◆ TASK GOAL
Go through the lines below. Copy those with "протокол".

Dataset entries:
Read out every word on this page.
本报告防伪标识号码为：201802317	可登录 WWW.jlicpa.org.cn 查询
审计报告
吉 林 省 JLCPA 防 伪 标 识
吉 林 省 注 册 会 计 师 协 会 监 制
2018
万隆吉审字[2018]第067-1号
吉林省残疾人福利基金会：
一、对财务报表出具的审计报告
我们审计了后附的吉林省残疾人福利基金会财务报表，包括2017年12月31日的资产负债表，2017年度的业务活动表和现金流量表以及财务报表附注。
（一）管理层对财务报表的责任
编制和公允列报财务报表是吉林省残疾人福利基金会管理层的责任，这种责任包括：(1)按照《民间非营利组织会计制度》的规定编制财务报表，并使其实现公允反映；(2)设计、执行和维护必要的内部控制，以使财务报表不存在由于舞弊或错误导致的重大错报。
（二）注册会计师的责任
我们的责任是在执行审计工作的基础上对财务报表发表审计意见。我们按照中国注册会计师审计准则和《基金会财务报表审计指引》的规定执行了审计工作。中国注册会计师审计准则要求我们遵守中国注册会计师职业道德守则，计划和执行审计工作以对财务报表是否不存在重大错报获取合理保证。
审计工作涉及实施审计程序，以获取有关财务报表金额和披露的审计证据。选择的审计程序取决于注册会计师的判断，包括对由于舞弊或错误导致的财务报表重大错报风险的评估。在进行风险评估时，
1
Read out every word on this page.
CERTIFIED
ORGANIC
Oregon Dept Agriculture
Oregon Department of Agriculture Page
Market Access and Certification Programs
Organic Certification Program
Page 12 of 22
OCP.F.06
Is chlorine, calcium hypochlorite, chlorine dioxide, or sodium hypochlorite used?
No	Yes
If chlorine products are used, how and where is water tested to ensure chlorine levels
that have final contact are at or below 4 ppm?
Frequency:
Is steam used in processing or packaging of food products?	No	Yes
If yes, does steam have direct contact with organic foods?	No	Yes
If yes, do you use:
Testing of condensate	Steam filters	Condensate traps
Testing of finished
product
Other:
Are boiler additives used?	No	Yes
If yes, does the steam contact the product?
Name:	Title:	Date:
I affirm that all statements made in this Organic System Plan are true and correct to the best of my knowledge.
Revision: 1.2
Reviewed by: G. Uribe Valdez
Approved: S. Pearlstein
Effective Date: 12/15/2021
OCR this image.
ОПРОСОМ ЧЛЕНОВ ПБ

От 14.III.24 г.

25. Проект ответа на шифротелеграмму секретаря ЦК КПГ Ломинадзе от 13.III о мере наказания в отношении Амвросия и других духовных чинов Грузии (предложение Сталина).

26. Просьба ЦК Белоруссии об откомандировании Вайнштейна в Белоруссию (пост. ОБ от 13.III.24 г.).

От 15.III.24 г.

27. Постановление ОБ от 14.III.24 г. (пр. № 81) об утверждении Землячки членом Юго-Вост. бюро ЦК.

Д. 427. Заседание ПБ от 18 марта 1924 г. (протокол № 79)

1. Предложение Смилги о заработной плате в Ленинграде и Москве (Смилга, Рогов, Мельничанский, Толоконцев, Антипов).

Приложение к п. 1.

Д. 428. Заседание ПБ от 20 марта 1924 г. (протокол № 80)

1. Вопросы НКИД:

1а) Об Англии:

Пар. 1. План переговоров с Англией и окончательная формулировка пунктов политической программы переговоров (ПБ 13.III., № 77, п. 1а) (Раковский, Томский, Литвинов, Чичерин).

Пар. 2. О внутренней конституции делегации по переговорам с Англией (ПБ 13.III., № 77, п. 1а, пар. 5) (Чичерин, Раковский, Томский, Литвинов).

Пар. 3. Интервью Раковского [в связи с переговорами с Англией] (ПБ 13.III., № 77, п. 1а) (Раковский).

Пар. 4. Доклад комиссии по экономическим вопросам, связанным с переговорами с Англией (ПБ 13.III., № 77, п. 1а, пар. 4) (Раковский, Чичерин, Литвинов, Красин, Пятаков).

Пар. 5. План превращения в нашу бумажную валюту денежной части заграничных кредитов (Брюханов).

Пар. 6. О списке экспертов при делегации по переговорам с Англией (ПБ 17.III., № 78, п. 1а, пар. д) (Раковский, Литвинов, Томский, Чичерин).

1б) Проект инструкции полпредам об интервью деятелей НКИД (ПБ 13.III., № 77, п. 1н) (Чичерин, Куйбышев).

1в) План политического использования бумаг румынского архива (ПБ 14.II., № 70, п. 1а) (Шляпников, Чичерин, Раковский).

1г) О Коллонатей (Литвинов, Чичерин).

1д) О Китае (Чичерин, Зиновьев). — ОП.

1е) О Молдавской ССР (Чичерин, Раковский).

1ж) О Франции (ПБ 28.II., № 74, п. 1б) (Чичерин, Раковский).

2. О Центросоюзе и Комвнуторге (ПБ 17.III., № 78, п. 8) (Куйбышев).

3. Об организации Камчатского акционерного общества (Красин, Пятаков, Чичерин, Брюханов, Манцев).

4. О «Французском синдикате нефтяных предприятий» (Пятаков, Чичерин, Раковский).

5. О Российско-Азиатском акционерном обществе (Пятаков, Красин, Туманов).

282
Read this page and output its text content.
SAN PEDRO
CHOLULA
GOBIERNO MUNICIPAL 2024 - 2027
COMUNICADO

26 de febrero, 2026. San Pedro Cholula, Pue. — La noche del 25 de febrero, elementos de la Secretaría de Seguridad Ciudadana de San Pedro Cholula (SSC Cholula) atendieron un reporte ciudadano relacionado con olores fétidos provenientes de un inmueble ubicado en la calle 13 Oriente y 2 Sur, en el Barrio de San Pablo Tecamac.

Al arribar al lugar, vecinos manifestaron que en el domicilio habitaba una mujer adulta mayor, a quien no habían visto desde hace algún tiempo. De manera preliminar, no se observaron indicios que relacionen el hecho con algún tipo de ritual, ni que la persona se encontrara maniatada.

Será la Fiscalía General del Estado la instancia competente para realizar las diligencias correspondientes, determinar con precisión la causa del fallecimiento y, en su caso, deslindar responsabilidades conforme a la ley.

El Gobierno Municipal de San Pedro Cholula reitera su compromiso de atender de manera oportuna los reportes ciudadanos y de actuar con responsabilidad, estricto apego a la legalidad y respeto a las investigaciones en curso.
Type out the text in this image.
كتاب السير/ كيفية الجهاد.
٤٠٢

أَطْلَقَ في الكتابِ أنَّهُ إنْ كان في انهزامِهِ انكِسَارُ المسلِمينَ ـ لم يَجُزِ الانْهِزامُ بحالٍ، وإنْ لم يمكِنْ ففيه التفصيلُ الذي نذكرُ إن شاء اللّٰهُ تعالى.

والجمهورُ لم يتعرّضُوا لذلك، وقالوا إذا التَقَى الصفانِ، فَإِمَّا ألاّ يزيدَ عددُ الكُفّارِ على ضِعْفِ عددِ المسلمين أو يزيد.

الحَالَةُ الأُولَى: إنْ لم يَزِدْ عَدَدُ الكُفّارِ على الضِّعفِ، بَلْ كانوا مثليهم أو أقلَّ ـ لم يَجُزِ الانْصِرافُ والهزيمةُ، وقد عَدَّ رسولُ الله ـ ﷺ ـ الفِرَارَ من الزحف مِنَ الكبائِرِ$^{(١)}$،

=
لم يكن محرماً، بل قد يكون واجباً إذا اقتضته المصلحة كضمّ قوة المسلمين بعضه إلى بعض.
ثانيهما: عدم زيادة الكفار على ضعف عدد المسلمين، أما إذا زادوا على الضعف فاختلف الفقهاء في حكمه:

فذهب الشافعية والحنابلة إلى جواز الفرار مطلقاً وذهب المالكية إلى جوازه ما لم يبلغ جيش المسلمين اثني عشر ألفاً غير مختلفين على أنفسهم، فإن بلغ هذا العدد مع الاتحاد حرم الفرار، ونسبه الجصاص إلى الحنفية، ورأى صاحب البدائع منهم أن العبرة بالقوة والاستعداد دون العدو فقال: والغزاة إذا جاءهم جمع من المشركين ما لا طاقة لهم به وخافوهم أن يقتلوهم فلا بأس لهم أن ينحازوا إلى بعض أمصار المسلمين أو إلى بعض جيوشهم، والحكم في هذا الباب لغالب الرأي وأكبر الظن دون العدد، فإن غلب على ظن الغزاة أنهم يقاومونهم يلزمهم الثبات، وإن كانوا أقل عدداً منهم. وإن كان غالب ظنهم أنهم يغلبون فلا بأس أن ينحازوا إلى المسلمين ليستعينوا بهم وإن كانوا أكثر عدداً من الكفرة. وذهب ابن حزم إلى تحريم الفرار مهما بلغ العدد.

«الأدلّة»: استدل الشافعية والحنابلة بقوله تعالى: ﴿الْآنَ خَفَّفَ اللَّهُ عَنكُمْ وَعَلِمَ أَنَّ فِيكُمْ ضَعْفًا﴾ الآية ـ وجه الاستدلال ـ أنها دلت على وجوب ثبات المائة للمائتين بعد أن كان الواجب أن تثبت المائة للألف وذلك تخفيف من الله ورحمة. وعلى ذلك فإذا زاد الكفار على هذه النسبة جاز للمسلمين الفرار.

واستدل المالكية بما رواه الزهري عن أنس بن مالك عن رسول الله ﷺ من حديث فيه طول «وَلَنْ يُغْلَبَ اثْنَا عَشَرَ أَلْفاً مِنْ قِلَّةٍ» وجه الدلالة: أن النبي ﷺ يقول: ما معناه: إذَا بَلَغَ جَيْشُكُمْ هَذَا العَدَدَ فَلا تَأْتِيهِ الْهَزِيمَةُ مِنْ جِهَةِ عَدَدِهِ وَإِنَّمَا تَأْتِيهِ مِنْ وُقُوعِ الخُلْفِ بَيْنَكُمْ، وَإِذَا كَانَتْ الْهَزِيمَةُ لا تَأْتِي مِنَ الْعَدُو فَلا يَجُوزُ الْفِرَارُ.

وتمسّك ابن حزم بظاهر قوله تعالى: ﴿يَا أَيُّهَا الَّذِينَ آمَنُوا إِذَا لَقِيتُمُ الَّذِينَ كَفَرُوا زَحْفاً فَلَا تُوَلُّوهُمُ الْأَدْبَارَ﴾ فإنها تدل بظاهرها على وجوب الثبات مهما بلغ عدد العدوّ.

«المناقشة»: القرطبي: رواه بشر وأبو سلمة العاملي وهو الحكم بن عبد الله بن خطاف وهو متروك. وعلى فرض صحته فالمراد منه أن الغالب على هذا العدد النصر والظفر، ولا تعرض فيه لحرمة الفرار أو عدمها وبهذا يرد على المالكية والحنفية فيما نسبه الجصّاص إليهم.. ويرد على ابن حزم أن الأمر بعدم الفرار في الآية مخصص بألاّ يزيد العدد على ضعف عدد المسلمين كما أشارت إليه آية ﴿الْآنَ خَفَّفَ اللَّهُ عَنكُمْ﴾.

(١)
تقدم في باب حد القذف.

◆ IN RESPONSE
Д. 427. Заседание ПБ от 18 марта 1924 г. (протокол № 79)
Д. 428. Заседание ПБ от 20 марта 1924 г. (протокол № 80)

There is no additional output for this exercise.